Exercise goal
Across the entries below, count the lines in which the word "Auto" occurs. Reply with the count alone.

★ ★ ★ ★ ★ ★ ★

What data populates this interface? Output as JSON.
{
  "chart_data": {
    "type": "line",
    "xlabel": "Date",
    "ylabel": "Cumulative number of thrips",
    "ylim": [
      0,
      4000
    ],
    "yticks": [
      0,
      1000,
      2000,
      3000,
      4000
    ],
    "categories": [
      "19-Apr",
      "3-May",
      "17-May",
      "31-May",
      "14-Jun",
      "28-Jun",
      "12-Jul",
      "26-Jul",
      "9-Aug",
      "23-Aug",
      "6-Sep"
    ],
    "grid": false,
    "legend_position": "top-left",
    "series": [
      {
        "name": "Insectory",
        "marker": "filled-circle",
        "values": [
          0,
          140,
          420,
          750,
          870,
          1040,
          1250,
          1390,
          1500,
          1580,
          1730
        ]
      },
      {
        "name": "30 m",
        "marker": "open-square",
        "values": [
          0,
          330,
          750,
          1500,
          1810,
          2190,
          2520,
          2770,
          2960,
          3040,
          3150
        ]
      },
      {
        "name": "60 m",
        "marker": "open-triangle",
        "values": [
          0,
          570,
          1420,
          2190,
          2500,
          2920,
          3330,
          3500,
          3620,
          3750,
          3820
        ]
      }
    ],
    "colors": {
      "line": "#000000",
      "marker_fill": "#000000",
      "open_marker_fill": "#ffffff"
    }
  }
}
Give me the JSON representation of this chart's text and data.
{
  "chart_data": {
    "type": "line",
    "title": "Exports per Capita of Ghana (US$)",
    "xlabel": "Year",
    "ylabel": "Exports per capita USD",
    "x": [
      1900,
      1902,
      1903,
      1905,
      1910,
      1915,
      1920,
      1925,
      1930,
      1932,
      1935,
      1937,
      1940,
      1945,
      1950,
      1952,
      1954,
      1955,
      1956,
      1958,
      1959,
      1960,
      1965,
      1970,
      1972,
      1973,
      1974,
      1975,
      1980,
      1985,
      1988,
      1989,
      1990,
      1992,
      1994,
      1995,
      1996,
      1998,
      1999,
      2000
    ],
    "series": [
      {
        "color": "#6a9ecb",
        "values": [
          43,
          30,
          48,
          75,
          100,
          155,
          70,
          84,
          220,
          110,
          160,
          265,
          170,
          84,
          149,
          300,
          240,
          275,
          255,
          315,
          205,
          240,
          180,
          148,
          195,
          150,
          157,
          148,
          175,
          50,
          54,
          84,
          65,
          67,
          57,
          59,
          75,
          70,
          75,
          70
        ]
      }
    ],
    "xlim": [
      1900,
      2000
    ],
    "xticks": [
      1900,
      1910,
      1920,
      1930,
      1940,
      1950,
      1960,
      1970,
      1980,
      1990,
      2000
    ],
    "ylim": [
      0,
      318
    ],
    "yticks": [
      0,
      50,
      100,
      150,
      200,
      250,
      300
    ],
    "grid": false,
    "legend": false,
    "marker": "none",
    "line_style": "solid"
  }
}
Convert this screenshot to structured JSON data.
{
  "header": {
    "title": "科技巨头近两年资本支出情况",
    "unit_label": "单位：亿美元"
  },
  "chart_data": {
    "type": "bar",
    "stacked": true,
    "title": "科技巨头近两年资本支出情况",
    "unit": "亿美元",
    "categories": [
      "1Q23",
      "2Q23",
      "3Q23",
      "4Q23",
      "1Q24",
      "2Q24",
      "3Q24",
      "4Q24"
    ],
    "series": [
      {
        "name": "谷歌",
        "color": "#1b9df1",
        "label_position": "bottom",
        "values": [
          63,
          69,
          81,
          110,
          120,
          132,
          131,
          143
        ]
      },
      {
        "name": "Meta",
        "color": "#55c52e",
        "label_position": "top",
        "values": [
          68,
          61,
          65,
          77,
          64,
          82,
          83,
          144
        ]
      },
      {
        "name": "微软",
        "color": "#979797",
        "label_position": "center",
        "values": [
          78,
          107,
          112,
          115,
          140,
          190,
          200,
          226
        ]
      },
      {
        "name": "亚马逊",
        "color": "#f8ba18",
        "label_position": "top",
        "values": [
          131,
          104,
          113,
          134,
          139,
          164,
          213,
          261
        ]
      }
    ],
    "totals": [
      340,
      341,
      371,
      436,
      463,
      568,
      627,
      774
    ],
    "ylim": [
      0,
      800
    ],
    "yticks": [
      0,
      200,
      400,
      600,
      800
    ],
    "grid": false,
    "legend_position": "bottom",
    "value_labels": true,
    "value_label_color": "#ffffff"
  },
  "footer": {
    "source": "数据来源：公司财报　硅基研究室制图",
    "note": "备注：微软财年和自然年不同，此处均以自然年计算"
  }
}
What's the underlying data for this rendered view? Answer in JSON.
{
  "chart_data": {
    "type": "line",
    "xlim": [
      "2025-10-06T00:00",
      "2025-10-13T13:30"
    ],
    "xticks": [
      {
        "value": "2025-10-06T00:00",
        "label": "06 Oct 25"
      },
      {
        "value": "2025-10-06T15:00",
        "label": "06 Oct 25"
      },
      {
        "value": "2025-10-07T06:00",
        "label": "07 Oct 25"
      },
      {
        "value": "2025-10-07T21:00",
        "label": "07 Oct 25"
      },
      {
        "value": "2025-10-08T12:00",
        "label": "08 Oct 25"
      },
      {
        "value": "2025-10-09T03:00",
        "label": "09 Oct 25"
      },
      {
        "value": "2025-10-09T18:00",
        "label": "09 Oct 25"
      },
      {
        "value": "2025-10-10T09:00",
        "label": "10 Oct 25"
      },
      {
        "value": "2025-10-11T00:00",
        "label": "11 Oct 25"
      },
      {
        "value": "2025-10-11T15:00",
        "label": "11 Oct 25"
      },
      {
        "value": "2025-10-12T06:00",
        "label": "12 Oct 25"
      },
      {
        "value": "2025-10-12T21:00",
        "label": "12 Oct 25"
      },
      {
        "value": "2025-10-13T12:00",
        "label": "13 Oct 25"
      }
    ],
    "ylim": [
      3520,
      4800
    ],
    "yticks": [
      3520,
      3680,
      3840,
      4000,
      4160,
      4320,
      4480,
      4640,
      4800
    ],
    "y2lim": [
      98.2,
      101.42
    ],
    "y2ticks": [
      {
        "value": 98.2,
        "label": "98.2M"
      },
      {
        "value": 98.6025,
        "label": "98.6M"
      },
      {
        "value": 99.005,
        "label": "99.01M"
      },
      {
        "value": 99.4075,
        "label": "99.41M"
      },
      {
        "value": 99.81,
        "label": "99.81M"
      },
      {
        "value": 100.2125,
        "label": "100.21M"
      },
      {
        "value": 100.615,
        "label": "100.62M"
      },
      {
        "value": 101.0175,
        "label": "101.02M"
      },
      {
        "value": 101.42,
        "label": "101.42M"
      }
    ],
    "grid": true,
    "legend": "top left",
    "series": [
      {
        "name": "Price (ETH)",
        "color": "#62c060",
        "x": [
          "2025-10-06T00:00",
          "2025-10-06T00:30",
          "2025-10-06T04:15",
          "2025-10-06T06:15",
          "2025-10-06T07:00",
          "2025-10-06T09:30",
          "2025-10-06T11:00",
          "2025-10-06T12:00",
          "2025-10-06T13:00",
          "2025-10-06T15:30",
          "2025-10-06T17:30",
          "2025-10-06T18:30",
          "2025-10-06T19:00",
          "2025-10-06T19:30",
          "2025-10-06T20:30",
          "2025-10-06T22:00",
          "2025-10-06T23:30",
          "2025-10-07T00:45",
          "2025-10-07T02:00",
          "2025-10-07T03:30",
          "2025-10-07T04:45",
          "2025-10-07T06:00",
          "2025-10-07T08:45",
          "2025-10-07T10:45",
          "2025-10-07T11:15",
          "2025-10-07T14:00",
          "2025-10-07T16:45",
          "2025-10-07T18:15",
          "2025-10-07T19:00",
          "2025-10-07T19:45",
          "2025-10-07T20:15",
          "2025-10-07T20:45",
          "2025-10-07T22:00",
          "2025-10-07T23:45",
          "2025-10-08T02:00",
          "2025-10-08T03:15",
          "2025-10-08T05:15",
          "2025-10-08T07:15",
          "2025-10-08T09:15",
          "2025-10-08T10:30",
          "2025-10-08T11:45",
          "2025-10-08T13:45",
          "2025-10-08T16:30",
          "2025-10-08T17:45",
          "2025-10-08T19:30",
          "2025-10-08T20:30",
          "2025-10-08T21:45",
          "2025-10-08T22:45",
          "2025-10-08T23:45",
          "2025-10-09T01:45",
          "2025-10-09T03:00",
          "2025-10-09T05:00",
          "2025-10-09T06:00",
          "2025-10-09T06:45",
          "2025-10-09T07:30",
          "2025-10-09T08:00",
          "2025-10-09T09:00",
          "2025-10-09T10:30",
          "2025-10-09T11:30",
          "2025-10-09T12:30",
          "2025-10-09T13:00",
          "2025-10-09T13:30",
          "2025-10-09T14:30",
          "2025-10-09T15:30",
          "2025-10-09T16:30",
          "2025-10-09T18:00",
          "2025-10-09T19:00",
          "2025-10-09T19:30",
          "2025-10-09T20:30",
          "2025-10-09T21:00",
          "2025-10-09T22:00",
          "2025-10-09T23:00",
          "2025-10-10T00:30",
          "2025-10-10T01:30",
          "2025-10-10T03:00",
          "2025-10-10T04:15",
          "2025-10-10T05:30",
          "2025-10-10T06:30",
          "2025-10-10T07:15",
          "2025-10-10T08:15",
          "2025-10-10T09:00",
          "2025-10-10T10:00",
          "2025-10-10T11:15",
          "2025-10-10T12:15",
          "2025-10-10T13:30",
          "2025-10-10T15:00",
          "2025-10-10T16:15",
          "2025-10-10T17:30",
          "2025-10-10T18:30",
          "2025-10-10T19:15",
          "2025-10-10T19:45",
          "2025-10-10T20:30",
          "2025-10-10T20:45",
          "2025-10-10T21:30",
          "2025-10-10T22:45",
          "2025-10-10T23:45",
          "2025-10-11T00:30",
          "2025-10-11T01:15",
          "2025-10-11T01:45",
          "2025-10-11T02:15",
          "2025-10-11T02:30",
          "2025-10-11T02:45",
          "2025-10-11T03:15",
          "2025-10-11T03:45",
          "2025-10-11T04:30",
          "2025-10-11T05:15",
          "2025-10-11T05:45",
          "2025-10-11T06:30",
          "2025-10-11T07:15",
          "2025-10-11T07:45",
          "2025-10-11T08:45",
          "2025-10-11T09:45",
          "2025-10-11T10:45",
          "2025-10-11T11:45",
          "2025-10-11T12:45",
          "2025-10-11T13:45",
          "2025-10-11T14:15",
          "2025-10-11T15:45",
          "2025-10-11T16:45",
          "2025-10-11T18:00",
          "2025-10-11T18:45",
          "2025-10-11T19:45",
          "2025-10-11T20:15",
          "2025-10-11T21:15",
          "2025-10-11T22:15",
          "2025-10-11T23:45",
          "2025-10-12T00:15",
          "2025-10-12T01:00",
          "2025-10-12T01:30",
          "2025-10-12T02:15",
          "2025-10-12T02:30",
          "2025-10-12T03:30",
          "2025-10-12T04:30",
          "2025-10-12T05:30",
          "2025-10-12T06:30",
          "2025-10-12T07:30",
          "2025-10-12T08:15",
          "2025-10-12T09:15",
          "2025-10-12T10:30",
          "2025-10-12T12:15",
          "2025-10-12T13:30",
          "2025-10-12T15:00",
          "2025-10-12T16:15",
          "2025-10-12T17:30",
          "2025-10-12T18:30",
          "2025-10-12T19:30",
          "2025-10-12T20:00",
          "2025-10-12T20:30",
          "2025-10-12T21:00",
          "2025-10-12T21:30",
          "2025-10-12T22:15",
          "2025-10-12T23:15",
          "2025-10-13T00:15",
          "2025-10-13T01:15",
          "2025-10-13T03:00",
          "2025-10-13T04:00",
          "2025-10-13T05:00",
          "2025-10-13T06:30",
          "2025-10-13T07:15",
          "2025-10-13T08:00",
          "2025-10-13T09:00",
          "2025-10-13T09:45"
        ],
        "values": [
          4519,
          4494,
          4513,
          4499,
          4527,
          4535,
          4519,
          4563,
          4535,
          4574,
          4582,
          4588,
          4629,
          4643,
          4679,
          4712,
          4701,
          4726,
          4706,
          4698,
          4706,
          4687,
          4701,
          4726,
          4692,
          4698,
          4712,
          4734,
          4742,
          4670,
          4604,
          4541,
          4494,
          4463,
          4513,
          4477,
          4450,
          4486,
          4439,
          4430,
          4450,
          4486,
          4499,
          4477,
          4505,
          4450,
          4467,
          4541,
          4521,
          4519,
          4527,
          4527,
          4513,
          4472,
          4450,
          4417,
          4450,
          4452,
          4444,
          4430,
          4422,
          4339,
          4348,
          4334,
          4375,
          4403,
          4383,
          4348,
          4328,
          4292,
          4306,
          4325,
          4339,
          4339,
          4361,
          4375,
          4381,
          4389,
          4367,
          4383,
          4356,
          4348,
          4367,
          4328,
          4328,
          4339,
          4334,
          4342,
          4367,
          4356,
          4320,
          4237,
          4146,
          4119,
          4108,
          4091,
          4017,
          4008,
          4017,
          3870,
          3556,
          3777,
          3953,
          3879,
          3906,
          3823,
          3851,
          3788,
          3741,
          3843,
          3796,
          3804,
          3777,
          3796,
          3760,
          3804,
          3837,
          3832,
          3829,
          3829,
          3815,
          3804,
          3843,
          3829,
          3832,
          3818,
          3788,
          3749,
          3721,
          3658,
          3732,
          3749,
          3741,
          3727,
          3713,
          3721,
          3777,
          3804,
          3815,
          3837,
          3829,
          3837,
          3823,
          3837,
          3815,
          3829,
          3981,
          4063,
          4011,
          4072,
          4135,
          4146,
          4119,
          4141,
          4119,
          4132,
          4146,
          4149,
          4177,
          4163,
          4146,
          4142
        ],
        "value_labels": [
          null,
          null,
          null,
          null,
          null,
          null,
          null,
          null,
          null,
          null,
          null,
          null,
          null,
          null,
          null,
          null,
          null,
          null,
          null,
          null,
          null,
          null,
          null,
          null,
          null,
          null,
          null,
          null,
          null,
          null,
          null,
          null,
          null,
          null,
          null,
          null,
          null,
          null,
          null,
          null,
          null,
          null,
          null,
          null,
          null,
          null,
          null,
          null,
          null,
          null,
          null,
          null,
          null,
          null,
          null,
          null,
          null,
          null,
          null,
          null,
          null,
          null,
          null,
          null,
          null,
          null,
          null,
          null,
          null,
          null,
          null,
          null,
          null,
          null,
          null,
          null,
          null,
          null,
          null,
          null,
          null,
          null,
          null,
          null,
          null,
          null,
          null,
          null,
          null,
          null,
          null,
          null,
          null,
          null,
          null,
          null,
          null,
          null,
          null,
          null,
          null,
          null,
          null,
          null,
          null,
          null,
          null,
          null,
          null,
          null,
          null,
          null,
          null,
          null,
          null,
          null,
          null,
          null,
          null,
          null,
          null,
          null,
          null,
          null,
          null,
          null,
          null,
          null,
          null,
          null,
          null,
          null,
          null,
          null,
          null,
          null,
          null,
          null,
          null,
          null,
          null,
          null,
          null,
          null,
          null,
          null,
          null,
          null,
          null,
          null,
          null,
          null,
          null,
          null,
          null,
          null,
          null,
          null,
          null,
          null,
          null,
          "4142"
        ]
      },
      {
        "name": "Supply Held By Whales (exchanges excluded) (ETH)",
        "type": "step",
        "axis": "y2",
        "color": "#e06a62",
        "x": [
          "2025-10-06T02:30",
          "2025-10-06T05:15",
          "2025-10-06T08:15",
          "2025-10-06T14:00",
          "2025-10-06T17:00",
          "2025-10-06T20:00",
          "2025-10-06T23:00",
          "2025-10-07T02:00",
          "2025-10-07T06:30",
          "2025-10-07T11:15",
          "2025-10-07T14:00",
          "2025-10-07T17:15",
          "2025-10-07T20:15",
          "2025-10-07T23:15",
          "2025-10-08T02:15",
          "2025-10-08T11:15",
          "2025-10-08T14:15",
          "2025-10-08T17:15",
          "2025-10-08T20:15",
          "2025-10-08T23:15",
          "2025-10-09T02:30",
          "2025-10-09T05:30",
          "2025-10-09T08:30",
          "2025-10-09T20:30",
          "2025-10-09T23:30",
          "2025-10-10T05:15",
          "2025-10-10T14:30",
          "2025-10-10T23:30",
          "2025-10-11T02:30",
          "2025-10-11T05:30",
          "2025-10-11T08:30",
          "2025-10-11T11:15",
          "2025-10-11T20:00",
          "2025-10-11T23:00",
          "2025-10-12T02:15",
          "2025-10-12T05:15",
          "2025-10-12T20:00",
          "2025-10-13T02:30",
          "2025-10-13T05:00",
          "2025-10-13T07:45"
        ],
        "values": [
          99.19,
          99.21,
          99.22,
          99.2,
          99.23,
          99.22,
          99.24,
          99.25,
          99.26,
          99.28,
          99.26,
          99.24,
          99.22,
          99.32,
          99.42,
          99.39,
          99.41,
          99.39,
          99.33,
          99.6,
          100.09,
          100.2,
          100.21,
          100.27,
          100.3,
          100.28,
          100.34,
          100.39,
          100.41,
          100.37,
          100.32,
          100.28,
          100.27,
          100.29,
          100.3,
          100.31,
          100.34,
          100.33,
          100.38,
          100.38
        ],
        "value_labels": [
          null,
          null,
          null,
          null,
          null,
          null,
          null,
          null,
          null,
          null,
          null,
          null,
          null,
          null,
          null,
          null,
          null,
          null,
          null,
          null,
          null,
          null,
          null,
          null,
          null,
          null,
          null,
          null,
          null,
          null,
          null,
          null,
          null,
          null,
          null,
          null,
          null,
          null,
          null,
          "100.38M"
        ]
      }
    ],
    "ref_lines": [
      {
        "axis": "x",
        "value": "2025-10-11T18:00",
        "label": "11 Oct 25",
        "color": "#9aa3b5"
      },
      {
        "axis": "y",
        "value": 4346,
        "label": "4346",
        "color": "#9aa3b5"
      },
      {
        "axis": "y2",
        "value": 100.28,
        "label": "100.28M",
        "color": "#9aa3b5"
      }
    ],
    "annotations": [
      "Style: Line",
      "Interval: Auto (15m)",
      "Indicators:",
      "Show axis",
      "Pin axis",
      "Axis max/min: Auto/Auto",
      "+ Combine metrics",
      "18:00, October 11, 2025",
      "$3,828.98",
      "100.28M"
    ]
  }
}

★ ★ ★ ★ ★ ★ ★

Exercise response
2